(Your task)
Locate all lines with the word "JSON" and copy them out.

(Supplied records)
==========

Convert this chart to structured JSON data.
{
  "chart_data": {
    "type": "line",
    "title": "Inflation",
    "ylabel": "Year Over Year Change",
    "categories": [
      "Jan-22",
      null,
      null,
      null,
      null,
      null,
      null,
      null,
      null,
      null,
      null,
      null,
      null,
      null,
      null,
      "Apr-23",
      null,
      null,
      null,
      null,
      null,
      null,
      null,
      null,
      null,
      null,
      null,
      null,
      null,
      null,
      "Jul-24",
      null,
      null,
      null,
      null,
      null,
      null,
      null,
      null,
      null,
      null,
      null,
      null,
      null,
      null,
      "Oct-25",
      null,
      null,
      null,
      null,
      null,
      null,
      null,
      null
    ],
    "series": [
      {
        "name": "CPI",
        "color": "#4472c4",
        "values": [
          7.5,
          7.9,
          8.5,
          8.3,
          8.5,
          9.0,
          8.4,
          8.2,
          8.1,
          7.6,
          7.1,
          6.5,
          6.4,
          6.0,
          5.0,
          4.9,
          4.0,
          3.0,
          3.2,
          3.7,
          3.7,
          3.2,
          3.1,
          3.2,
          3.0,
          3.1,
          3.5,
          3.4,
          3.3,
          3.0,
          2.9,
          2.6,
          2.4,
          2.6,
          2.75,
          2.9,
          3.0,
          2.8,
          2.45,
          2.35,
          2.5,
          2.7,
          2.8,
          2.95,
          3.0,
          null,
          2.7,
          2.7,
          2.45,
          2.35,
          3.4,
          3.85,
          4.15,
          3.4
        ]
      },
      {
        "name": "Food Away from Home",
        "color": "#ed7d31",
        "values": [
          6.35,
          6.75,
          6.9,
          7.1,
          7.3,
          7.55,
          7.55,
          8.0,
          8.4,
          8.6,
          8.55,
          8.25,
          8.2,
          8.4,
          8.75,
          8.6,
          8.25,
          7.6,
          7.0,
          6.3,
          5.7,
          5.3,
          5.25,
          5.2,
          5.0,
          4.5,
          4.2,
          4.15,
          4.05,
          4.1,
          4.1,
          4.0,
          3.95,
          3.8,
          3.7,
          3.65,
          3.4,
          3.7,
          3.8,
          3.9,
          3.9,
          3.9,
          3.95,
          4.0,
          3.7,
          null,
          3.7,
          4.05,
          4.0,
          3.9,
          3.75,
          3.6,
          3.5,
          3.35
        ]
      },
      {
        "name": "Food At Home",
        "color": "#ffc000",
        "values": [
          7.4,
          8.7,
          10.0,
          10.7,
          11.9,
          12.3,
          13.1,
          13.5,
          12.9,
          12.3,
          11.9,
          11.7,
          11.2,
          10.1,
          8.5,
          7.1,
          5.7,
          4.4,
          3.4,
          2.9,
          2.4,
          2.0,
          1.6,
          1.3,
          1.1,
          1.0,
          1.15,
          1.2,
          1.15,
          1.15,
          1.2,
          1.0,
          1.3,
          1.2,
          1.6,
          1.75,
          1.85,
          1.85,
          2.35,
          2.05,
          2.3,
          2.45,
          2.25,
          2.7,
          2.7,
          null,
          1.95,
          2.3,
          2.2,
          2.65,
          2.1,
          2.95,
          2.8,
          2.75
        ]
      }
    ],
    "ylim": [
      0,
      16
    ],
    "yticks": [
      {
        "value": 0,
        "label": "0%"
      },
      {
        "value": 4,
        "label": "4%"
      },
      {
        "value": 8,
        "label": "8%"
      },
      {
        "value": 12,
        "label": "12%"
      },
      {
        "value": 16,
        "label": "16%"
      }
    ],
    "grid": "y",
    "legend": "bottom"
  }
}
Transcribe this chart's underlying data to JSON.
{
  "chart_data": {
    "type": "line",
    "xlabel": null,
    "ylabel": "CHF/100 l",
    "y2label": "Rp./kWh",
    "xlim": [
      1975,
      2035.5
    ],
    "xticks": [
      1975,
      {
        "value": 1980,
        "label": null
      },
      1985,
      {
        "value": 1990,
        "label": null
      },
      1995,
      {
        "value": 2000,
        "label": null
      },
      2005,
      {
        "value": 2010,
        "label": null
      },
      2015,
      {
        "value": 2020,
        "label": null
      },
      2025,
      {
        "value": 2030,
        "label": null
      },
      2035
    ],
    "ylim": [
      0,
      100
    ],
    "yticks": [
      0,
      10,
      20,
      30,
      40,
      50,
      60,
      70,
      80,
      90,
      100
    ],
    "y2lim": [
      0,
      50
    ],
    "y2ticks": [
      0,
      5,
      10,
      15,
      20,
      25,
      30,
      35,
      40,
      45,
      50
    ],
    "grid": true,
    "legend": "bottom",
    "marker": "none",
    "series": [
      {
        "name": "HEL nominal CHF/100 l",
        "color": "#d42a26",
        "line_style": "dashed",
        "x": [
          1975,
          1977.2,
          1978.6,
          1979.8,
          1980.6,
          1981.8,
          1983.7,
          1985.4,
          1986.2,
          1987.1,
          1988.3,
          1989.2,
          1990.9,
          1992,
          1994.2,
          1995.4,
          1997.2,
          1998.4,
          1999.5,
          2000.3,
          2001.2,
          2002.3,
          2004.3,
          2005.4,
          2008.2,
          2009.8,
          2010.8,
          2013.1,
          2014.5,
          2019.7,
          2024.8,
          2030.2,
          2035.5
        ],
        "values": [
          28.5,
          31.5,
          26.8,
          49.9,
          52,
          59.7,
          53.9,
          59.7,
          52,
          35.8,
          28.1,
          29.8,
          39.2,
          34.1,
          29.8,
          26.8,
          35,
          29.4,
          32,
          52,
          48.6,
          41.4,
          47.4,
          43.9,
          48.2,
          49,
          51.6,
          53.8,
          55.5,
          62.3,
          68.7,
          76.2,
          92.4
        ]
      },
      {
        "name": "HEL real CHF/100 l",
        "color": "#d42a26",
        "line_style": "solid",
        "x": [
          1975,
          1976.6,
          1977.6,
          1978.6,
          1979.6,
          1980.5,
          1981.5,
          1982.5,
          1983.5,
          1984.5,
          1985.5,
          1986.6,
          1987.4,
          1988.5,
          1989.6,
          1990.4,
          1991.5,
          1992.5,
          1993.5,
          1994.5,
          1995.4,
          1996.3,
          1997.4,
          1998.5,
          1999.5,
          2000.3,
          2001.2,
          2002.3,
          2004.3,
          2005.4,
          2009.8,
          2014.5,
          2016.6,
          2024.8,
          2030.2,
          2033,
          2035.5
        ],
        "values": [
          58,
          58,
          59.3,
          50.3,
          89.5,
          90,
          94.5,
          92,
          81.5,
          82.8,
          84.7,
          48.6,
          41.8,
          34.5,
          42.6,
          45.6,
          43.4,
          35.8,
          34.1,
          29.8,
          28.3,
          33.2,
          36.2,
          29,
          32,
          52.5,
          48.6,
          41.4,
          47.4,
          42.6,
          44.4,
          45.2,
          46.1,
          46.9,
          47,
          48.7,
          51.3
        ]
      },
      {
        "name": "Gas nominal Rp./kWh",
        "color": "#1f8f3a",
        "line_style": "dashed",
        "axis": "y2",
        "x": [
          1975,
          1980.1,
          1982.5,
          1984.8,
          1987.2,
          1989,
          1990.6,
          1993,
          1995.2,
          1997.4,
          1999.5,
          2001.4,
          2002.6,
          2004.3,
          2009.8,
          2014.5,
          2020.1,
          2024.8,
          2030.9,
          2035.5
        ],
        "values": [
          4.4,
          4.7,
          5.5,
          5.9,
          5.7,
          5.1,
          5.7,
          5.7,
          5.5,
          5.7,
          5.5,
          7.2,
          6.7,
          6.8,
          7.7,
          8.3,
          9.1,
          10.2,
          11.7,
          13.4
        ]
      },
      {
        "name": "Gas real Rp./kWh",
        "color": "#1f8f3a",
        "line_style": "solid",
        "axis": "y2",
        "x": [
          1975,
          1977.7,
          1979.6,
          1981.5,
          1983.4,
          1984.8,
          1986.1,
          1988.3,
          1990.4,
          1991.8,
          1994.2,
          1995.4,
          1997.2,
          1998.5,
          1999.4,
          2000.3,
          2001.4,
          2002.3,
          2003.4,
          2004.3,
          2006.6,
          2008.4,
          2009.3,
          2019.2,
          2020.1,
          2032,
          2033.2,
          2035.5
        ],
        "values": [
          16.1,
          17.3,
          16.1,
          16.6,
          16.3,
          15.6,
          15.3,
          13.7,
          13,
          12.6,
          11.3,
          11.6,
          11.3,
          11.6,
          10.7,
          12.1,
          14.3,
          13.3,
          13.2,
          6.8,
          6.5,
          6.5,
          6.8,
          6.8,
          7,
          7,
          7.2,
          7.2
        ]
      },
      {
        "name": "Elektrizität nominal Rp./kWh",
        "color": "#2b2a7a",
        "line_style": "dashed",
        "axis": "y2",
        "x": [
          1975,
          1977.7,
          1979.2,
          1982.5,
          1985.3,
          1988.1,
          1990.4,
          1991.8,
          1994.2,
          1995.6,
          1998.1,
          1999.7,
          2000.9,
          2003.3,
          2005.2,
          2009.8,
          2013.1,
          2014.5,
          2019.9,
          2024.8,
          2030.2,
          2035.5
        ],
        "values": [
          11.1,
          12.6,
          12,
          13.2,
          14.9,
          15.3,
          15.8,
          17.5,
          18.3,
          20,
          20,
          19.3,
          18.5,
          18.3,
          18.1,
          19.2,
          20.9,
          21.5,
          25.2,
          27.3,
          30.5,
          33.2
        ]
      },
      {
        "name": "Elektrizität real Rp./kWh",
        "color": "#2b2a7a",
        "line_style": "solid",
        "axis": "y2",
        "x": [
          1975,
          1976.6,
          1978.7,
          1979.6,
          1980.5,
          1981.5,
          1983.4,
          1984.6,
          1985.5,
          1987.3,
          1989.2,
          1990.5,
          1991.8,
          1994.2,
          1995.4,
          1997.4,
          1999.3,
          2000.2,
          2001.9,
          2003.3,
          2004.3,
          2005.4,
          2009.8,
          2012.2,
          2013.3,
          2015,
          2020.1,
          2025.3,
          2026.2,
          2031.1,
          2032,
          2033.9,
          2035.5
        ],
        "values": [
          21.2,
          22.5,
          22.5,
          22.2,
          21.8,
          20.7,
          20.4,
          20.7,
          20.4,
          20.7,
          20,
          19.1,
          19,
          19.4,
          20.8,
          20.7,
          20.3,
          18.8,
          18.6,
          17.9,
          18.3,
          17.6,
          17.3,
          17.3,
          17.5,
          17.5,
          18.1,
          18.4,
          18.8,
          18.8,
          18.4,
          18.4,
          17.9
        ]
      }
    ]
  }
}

==========

(Finished task)
Convert this chart to structured JSON data.
Transcribe this chart's underlying data to JSON.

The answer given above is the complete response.